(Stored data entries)

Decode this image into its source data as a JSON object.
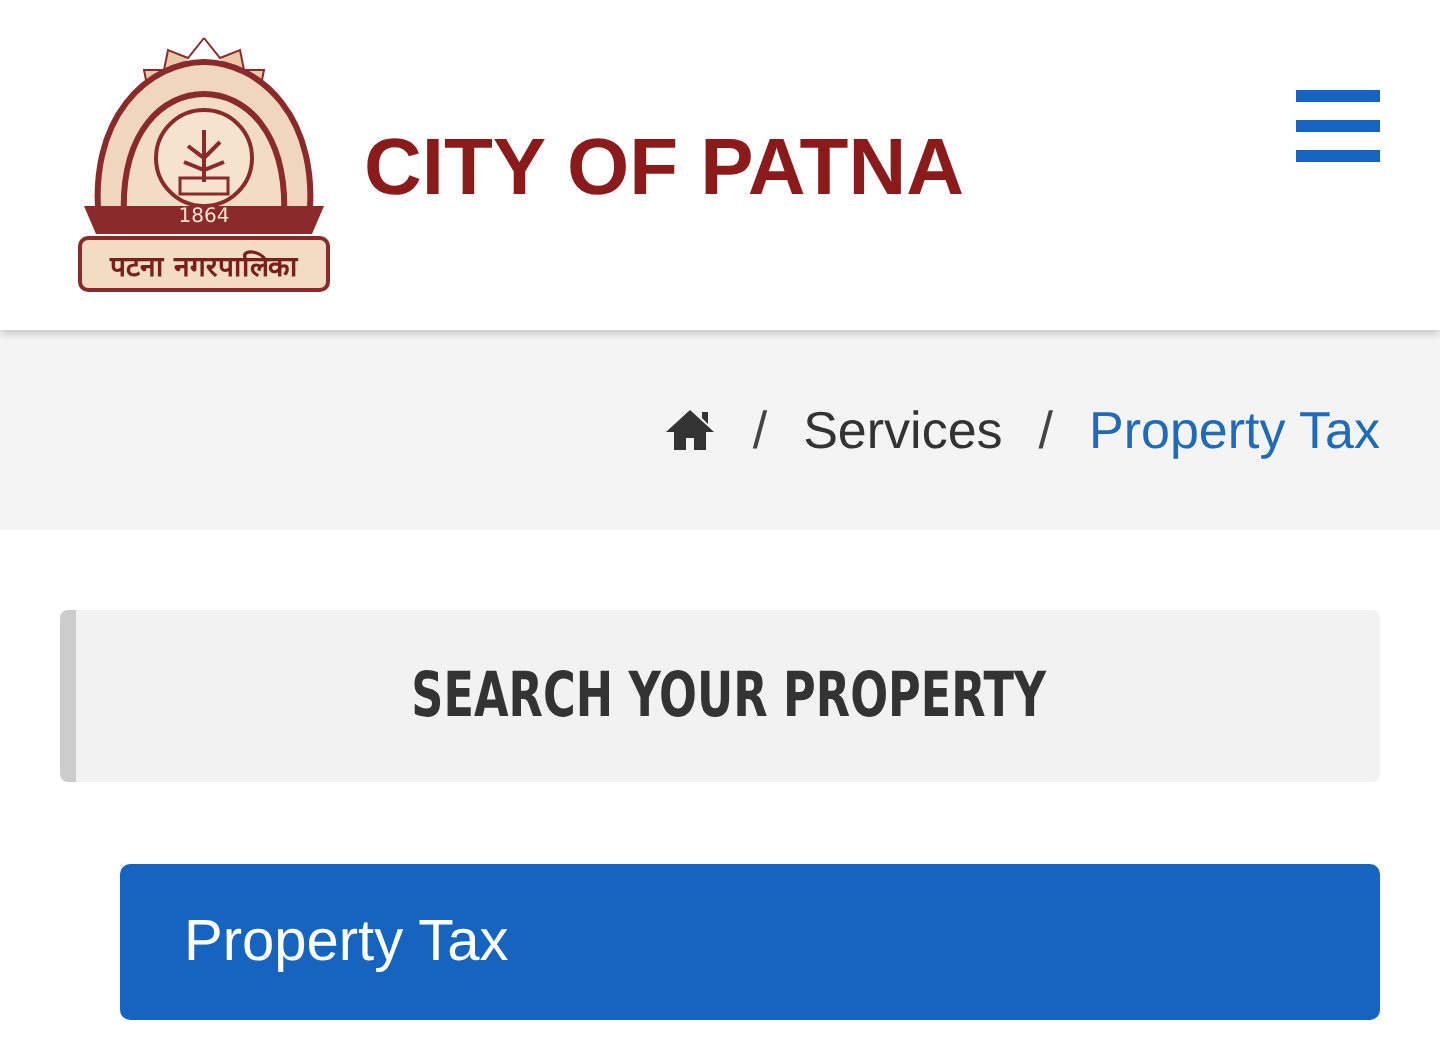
{
  "header": {
    "logo": {
      "year": "1864",
      "banner": "पटना नगरपालिका"
    },
    "site_title": "CITY OF PATNA"
  },
  "breadcrumb_separator": "/",
  "breadcrumb": [
    {
      "kind": "home"
    },
    {
      "kind": "link",
      "label": "Services"
    },
    {
      "kind": "current",
      "label": "Property Tax"
    }
  ],
  "section_title": "SEARCH YOUR PROPERTY",
  "panel": {
    "title": "Property Tax"
  }
}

**Task objective:**
The entries above should be reproduced exactly, without their pictures.

**Reply to the task:**
Decode this image into its source data as a JSON object.
{
  "header": {
    "logo": {
      "year": "1864",
      "banner": "पटना नगरपालिका"
    },
    "site_title": "CITY OF PATNA"
  },
  "breadcrumb_separator": "/",
  "breadcrumb": [
    {
      "kind": "home"
    },
    {
      "kind": "link",
      "label": "Services"
    },
    {
      "kind": "current",
      "label": "Property Tax"
    }
  ],
  "section_title": "SEARCH YOUR PROPERTY",
  "panel": {
    "title": "Property Tax"
  }
}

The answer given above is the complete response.